§ **Brief**
Write out, precisely and in full, each line of the material.

Stored data:
_____

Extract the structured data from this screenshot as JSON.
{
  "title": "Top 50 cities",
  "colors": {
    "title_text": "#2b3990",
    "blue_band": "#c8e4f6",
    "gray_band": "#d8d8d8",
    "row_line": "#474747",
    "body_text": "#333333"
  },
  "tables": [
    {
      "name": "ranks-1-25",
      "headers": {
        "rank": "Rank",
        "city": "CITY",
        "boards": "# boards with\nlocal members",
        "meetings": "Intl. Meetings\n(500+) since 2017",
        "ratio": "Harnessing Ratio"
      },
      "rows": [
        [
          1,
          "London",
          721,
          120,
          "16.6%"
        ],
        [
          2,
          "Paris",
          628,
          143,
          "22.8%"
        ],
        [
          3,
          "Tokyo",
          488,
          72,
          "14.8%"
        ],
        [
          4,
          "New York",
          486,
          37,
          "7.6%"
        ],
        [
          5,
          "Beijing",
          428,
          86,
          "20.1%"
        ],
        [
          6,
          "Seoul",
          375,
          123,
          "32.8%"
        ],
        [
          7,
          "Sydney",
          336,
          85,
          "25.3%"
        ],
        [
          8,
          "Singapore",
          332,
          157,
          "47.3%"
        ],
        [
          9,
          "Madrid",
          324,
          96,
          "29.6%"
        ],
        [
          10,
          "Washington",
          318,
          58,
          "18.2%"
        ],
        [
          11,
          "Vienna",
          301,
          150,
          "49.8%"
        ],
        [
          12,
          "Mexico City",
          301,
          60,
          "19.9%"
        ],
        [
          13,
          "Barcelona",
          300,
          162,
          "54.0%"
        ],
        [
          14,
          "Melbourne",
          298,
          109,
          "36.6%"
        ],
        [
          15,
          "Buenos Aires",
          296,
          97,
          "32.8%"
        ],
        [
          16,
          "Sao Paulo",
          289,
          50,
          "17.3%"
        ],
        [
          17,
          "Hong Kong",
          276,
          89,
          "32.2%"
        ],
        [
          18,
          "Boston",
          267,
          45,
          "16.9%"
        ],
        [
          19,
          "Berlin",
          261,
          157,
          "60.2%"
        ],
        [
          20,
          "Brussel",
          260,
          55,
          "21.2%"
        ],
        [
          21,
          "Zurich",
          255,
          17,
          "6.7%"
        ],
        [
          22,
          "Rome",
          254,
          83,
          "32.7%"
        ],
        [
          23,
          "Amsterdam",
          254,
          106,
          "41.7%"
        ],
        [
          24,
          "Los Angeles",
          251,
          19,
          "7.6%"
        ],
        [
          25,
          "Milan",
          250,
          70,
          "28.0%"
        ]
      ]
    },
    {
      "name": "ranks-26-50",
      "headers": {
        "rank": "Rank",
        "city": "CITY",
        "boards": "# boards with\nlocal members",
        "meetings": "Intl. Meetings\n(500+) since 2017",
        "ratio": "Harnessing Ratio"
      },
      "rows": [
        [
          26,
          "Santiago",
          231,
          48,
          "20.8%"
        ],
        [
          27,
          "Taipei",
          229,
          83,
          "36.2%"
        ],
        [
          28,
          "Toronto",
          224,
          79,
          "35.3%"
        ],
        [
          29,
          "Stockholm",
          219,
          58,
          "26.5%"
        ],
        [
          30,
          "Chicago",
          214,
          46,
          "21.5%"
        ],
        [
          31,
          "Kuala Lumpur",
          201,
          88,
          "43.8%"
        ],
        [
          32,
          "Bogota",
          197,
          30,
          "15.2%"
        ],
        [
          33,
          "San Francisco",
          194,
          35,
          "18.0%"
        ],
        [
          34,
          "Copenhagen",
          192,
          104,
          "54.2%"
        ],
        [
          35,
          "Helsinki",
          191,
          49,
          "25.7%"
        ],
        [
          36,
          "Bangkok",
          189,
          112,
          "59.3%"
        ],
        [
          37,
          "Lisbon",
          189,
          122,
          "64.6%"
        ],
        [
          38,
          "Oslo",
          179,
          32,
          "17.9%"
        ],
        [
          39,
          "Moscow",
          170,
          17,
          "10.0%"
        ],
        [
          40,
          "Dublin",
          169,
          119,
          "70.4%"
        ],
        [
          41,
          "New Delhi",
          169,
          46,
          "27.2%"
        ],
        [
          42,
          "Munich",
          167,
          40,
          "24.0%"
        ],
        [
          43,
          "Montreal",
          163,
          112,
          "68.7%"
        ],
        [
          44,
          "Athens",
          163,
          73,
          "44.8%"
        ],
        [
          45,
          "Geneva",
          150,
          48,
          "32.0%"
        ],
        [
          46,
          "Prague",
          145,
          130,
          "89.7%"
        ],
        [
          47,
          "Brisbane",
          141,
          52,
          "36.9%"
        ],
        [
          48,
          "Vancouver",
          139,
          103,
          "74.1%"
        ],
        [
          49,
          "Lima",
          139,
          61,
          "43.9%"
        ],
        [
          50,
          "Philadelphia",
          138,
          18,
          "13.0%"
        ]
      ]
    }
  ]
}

_____

§ **Answer below**
Extract the structured data from this screenshot as JSON.
{
  "title": "Top 50 cities",
  "colors": {
    "title_text": "#2b3990",
    "blue_band": "#c8e4f6",
    "gray_band": "#d8d8d8",
    "row_line": "#474747",
    "body_text": "#333333"
  },
  "tables": [
    {
      "name": "ranks-1-25",
      "headers": {
        "rank": "Rank",
        "city": "CITY",
        "boards": "# boards with\nlocal members",
        "meetings": "Intl. Meetings\n(500+) since 2017",
        "ratio": "Harnessing Ratio"
      },
      "rows": [
        [
          1,
          "London",
          721,
          120,
          "16.6%"
        ],
        [
          2,
          "Paris",
          628,
          143,
          "22.8%"
        ],
        [
          3,
          "Tokyo",
          488,
          72,
          "14.8%"
        ],
        [
          4,
          "New York",
          486,
          37,
          "7.6%"
        ],
        [
          5,
          "Beijing",
          428,
          86,
          "20.1%"
        ],
        [
          6,
          "Seoul",
          375,
          123,
          "32.8%"
        ],
        [
          7,
          "Sydney",
          336,
          85,
          "25.3%"
        ],
        [
          8,
          "Singapore",
          332,
          157,
          "47.3%"
        ],
        [
          9,
          "Madrid",
          324,
          96,
          "29.6%"
        ],
        [
          10,
          "Washington",
          318,
          58,
          "18.2%"
        ],
        [
          11,
          "Vienna",
          301,
          150,
          "49.8%"
        ],
        [
          12,
          "Mexico City",
          301,
          60,
          "19.9%"
        ],
        [
          13,
          "Barcelona",
          300,
          162,
          "54.0%"
        ],
        [
          14,
          "Melbourne",
          298,
          109,
          "36.6%"
        ],
        [
          15,
          "Buenos Aires",
          296,
          97,
          "32.8%"
        ],
        [
          16,
          "Sao Paulo",
          289,
          50,
          "17.3%"
        ],
        [
          17,
          "Hong Kong",
          276,
          89,
          "32.2%"
        ],
        [
          18,
          "Boston",
          267,
          45,
          "16.9%"
        ],
        [
          19,
          "Berlin",
          261,
          157,
          "60.2%"
        ],
        [
          20,
          "Brussel",
          260,
          55,
          "21.2%"
        ],
        [
          21,
          "Zurich",
          255,
          17,
          "6.7%"
        ],
        [
          22,
          "Rome",
          254,
          83,
          "32.7%"
        ],
        [
          23,
          "Amsterdam",
          254,
          106,
          "41.7%"
        ],
        [
          24,
          "Los Angeles",
          251,
          19,
          "7.6%"
        ],
        [
          25,
          "Milan",
          250,
          70,
          "28.0%"
        ]
      ]
    },
    {
      "name": "ranks-26-50",
      "headers": {
        "rank": "Rank",
        "city": "CITY",
        "boards": "# boards with\nlocal members",
        "meetings": "Intl. Meetings\n(500+) since 2017",
        "ratio": "Harnessing Ratio"
      },
      "rows": [
        [
          26,
          "Santiago",
          231,
          48,
          "20.8%"
        ],
        [
          27,
          "Taipei",
          229,
          83,
          "36.2%"
        ],
        [
          28,
          "Toronto",
          224,
          79,
          "35.3%"
        ],
        [
          29,
          "Stockholm",
          219,
          58,
          "26.5%"
        ],
        [
          30,
          "Chicago",
          214,
          46,
          "21.5%"
        ],
        [
          31,
          "Kuala Lumpur",
          201,
          88,
          "43.8%"
        ],
        [
          32,
          "Bogota",
          197,
          30,
          "15.2%"
        ],
        [
          33,
          "San Francisco",
          194,
          35,
          "18.0%"
        ],
        [
          34,
          "Copenhagen",
          192,
          104,
          "54.2%"
        ],
        [
          35,
          "Helsinki",
          191,
          49,
          "25.7%"
        ],
        [
          36,
          "Bangkok",
          189,
          112,
          "59.3%"
        ],
        [
          37,
          "Lisbon",
          189,
          122,
          "64.6%"
        ],
        [
          38,
          "Oslo",
          179,
          32,
          "17.9%"
        ],
        [
          39,
          "Moscow",
          170,
          17,
          "10.0%"
        ],
        [
          40,
          "Dublin",
          169,
          119,
          "70.4%"
        ],
        [
          41,
          "New Delhi",
          169,
          46,
          "27.2%"
        ],
        [
          42,
          "Munich",
          167,
          40,
          "24.0%"
        ],
        [
          43,
          "Montreal",
          163,
          112,
          "68.7%"
        ],
        [
          44,
          "Athens",
          163,
          73,
          "44.8%"
        ],
        [
          45,
          "Geneva",
          150,
          48,
          "32.0%"
        ],
        [
          46,
          "Prague",
          145,
          130,
          "89.7%"
        ],
        [
          47,
          "Brisbane",
          141,
          52,
          "36.9%"
        ],
        [
          48,
          "Vancouver",
          139,
          103,
          "74.1%"
        ],
        [
          49,
          "Lima",
          139,
          61,
          "43.9%"
        ],
        [
          50,
          "Philadelphia",
          138,
          18,
          "13.0%"
        ]
      ]
    }
  ]
}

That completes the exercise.